## Start Entries provided

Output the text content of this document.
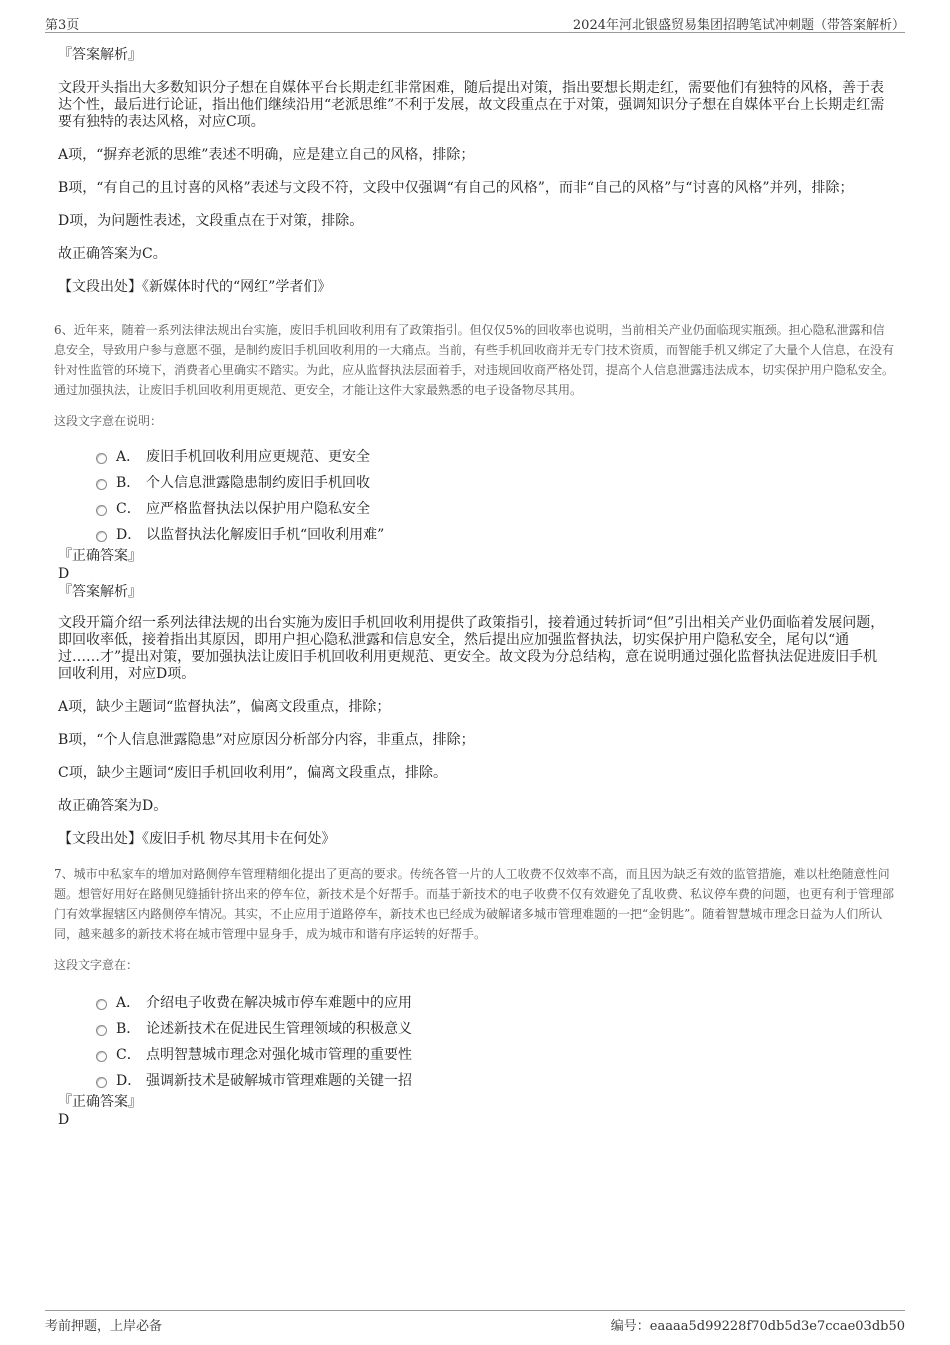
第3页	2024年河北银盛贸易集团招聘笔试冲刺题（带答案解析）
『答案解析』

文段开头指出大多数知识分子想在自媒体平台长期走红非常困难，随后提出对策，指出要想长期走红，需要他们有独特的风格，善于表达个性，最后进行论证，指出他们继续沿用“老派思维”不利于发展，故文段重点在于对策，强调知识分子想在自媒体平台上长期走红需要有独特的表达风格，对应C项。

A项，“摒弃老派的思维”表述不明确，应是建立自己的风格，排除；

B项，“有自己的且讨喜的风格”表述与文段不符，文段中仅强调“有自己的风格”，而非“自己的风格”与“讨喜的风格”并列，排除；

D项，为问题性表述，文段重点在于对策，排除。

故正确答案为C。

【文段出处】《新媒体时代的“网红”学者们》

6、近年来，随着一系列法律法规出台实施，废旧手机回收利用有了政策指引。但仅仅5%的回收率也说明，当前相关产业仍面临现实瓶颈。担心隐私泄露和信息安全，导致用户参与意愿不强，是制约废旧手机回收利用的一大痛点。当前，有些手机回收商并无专门技术资质，而智能手机又绑定了大量个人信息，在没有针对性监管的环境下，消费者心里确实不踏实。为此，应从监督执法层面着手，对违规回收商严格处罚，提高个人信息泄露违法成本，切实保护用户隐私安全。通过加强执法，让废旧手机回收利用更规范、更安全，才能让这件大家最熟悉的电子设备物尽其用。
这段文字意在说明：
A． 废旧手机回收利用应更规范、更安全
B． 个人信息泄露隐患制约废旧手机回收
C． 应严格监督执法以保护用户隐私安全
D． 以监督执法化解废旧手机“回收利用难”
『正确答案』
D
『答案解析』

文段开篇介绍一系列法律法规的出台实施为废旧手机回收利用提供了政策指引，接着通过转折词“但”引出相关产业仍面临着发展问题，即回收率低，接着指出其原因，即用户担心隐私泄露和信息安全，然后提出应加强监督执法，切实保护用户隐私安全，尾句以“通过……才”提出对策，要加强执法让废旧手机回收利用更规范、更安全。故文段为分总结构，意在说明通过强化监督执法促进废旧手机回收利用，对应D项。

A项，缺少主题词“监督执法”，偏离文段重点，排除；

B项，“个人信息泄露隐患”对应原因分析部分内容，非重点，排除；

C项，缺少主题词“废旧手机回收利用”，偏离文段重点，排除。

故正确答案为D。

【文段出处】《废旧手机 物尽其用卡在何处》

7、城市中私家车的增加对路侧停车管理精细化提出了更高的要求。传统各管一片的人工收费不仅效率不高，而且因为缺乏有效的监管措施，难以杜绝随意性问题。想管好用好在路侧见缝插针挤出来的停车位，新技术是个好帮手。而基于新技术的电子收费不仅有效避免了乱收费、私议停车费的问题，也更有利于管理部门有效掌握辖区内路侧停车情况。其实，不止应用于道路停车，新技术也已经成为破解诸多城市管理难题的一把“金钥匙”。随着智慧城市理念日益为人们所认同，越来越多的新技术将在城市管理中显身手，成为城市和谐有序运转的好帮手。
这段文字意在：
A． 介绍电子收费在解决城市停车难题中的应用
B． 论述新技术在促进民生管理领域的积极意义
C． 点明智慧城市理念对强化城市管理的重要性
D． 强调新技术是破解城市管理难题的关键一招
『正确答案』
D
考前押题，上岸必备	编号：eaaaa5d99228f70db5d3e7ccae03db50
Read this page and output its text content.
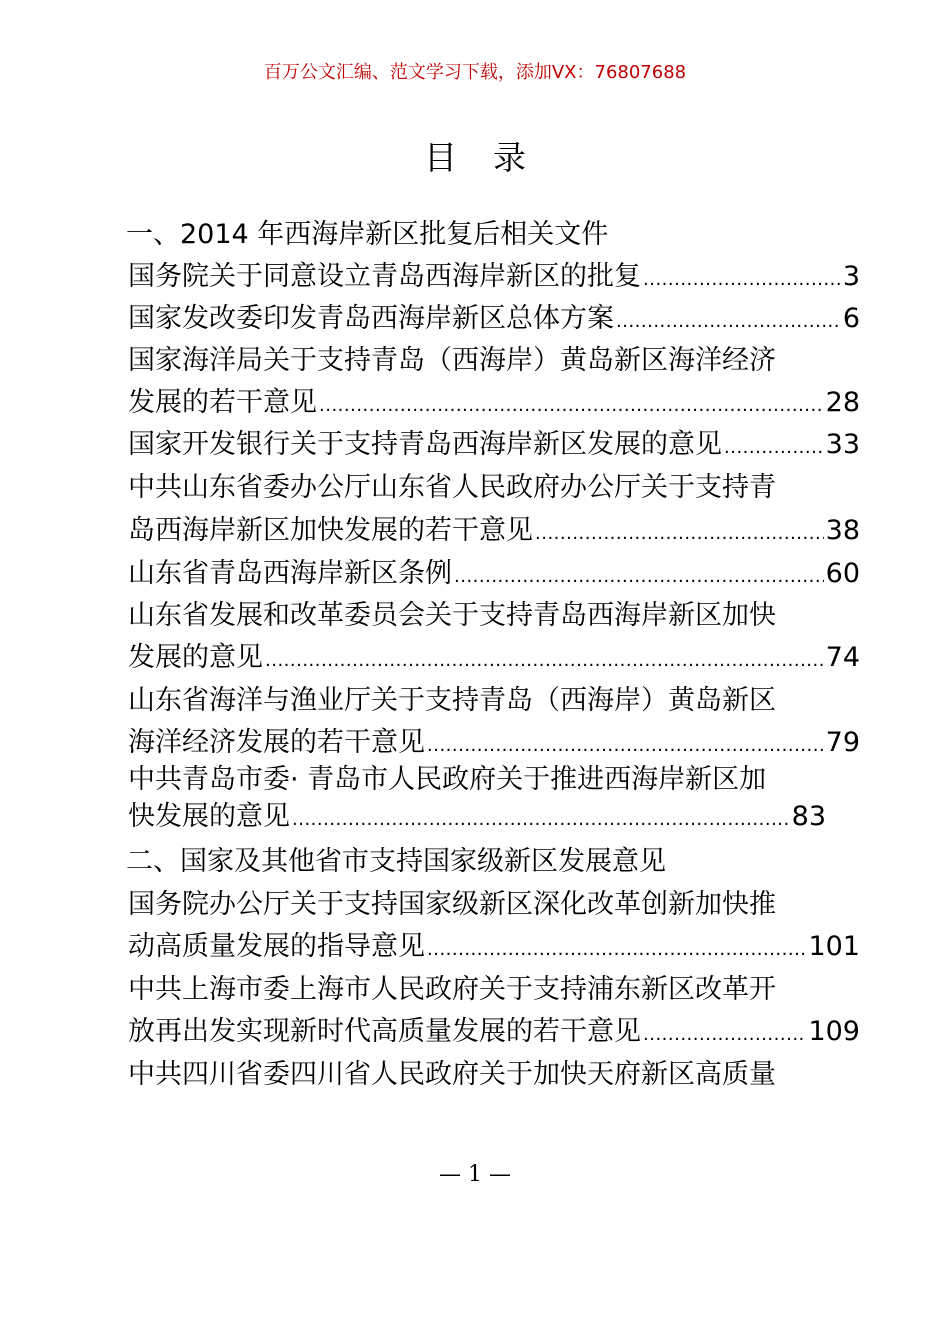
百万公文汇编、范文学习下载，添加VX：76807688
目录
一、2014 年西海岸新区批复后相关文件
国务院关于同意设立青岛西海岸新区的批复 .....	3
国家发改委印发青岛西海岸新区总体方案 .....	6
国家海洋局关于支持青岛（西海岸）黄岛新区海洋经济
发展的若干意见 .....	28
国家开发银行关于支持青岛西海岸新区发展的意见 .....	33
中共山东省委办公厅山东省人民政府办公厅关于支持青
岛西海岸新区加快发展的若干意见 .....	38
山东省青岛西海岸新区条例 .....	60
山东省发展和改革委员会关于支持青岛西海岸新区加快
发展的意见 .....	74
山东省海洋与渔业厅关于支持青岛（西海岸）黄岛新区
海洋经济发展的若干意见 .....	79
中共青岛市委· 青岛市人民政府关于推进西海岸新区加
快发展的意见 .....	83
二、国家及其他省市支持国家级新区发展意见
国务院办公厅关于支持国家级新区深化改革创新加快推
动高质量发展的指导意见 .....	101
中共上海市委上海市人民政府关于支持浦东新区改革开
放再出发实现新时代高质量发展的若干意见 .....	109
中共四川省委四川省人民政府关于加快天府新区高质量
— 1 —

## End Entries provided

* [Goal of the exercise] Identify the lines of the data that contain the word "缺少主题词". Copy each of them.

* [Task response]
A项，缺少主题词“监督执法”，偏离文段重点，排除；
C项，缺少主题词“废旧手机回收利用”，偏离文段重点，排除。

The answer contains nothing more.